Stored items
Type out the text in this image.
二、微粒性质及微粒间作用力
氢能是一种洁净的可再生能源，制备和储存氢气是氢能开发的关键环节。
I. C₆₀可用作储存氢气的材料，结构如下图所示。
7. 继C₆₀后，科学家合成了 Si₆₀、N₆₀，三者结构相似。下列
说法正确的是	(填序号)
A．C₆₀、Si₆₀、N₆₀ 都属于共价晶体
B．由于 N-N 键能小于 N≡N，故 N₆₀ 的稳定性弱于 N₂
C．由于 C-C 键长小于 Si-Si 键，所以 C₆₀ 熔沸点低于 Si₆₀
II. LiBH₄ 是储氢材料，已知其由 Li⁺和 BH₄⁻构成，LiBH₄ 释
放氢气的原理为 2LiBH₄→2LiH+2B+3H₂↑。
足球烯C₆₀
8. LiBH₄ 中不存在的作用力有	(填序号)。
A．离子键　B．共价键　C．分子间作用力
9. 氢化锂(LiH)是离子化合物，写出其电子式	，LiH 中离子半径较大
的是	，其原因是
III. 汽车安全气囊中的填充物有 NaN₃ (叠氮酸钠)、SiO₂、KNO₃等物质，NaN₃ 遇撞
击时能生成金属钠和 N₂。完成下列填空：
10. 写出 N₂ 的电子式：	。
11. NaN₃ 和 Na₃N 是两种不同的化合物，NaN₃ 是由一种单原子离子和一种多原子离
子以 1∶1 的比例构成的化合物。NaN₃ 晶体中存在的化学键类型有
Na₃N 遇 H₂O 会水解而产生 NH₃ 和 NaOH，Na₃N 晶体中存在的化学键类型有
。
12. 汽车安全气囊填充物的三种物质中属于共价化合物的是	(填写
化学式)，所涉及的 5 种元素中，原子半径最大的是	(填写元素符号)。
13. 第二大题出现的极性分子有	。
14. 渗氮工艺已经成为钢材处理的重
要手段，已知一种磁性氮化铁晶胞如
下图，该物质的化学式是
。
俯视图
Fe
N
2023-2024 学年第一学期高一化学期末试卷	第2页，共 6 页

— EXERCISE REQUIREMENTS —
Return all the lines that contain the string "晶体中存在的化学键类型有".

— SOLVED PROBLEM —
子以 1∶1 的比例构成的化合物。NaN₃ 晶体中存在的化学键类型有
Na₃N 遇 H₂O 会水解而产生 NH₃ 和 NaOH，Na₃N 晶体中存在的化学键类型有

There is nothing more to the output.